What to produce:
Find the lines holding the string "into" in the data, then copy all of them.

Extracted records:
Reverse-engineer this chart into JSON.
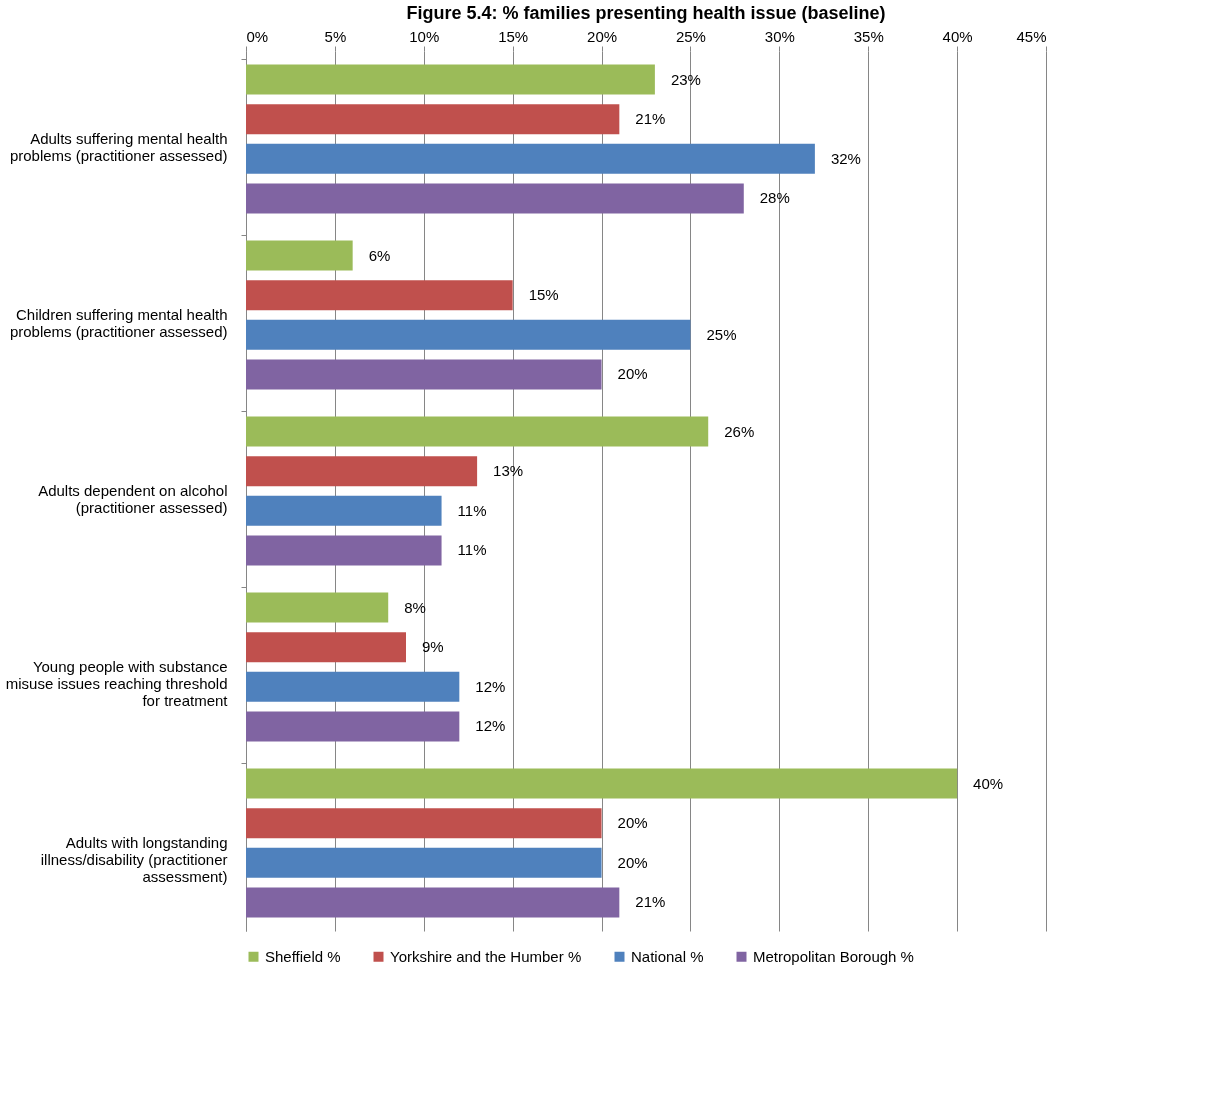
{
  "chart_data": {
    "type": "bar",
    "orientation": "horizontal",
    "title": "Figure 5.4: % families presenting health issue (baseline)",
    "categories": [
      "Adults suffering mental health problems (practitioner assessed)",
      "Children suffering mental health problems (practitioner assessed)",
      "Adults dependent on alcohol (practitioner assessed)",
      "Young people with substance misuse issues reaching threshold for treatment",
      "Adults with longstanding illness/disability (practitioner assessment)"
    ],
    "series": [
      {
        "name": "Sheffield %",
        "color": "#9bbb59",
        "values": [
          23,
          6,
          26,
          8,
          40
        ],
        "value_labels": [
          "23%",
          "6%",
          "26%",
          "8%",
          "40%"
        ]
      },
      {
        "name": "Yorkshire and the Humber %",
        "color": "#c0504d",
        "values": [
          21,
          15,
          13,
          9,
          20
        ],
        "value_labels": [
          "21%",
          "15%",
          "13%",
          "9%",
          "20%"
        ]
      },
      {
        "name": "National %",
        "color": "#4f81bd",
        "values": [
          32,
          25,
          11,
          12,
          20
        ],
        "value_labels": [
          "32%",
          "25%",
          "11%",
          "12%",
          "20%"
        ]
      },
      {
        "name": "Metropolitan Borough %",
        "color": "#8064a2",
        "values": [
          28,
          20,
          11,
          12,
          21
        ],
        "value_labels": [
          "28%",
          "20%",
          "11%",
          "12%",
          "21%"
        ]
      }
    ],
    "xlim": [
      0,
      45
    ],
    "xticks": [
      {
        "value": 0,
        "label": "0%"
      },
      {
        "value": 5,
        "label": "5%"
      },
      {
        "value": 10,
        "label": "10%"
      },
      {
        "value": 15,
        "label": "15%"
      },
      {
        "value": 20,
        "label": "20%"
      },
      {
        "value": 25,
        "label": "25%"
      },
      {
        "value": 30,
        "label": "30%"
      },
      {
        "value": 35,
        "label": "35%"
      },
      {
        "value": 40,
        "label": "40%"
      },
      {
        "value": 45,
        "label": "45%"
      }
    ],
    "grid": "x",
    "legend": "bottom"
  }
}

==

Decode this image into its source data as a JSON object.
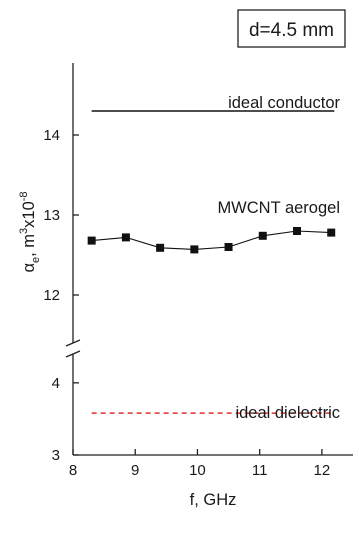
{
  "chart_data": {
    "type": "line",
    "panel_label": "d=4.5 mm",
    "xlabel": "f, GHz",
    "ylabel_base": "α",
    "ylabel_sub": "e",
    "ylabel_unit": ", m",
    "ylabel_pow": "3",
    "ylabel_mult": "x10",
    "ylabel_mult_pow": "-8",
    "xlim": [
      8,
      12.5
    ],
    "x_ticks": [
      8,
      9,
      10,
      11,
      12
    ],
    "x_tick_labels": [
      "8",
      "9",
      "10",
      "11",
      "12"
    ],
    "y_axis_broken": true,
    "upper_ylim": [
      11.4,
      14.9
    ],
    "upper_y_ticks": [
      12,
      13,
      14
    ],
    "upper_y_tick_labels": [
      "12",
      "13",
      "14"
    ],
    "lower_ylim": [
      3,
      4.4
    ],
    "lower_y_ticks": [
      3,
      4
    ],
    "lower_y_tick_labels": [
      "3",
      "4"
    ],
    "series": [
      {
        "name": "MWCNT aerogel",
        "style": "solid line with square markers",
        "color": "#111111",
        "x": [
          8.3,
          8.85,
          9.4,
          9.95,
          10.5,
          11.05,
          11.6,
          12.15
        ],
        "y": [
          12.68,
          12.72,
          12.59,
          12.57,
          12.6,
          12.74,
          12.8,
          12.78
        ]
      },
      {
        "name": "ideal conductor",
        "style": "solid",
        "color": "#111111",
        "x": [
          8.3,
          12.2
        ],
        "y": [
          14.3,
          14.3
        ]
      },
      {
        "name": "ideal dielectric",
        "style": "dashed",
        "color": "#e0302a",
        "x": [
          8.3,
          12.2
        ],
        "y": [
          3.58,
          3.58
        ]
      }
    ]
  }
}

==

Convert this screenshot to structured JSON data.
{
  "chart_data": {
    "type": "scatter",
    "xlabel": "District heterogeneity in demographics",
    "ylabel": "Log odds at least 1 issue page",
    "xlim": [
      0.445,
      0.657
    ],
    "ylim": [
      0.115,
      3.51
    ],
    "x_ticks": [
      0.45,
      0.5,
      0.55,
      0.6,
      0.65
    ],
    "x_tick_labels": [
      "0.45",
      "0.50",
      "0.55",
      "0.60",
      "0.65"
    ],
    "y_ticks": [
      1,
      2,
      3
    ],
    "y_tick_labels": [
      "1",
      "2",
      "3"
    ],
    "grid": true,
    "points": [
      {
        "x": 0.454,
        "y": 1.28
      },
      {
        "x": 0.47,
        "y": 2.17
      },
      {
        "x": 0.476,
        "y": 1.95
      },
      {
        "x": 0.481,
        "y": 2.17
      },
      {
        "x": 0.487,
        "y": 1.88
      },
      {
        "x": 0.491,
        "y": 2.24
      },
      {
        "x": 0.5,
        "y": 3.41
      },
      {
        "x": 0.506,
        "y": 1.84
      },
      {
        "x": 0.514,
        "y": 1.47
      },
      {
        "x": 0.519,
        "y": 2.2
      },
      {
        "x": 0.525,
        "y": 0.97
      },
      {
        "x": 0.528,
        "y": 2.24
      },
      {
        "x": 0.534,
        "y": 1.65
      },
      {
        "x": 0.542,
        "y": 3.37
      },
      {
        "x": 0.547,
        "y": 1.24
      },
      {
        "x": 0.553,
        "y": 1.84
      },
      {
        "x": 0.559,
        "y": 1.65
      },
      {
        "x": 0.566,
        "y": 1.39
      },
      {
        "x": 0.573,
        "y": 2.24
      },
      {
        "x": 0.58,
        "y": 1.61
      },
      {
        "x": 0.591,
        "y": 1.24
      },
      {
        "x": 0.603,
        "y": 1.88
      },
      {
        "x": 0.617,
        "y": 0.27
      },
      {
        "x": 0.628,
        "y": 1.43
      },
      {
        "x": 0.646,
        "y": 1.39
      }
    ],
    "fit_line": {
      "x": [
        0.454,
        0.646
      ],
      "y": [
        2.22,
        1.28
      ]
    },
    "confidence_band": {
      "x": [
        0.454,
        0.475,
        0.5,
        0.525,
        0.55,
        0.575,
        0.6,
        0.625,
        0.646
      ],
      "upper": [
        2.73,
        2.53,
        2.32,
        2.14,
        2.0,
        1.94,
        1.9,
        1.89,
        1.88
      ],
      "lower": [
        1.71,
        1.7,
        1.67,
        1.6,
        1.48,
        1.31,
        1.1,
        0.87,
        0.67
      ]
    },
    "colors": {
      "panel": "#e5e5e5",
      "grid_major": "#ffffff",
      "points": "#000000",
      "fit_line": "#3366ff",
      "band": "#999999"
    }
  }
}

Solution for this problem:
Reverse-engineer this chart into JSON.
Decode this image into its source data as a JSON object.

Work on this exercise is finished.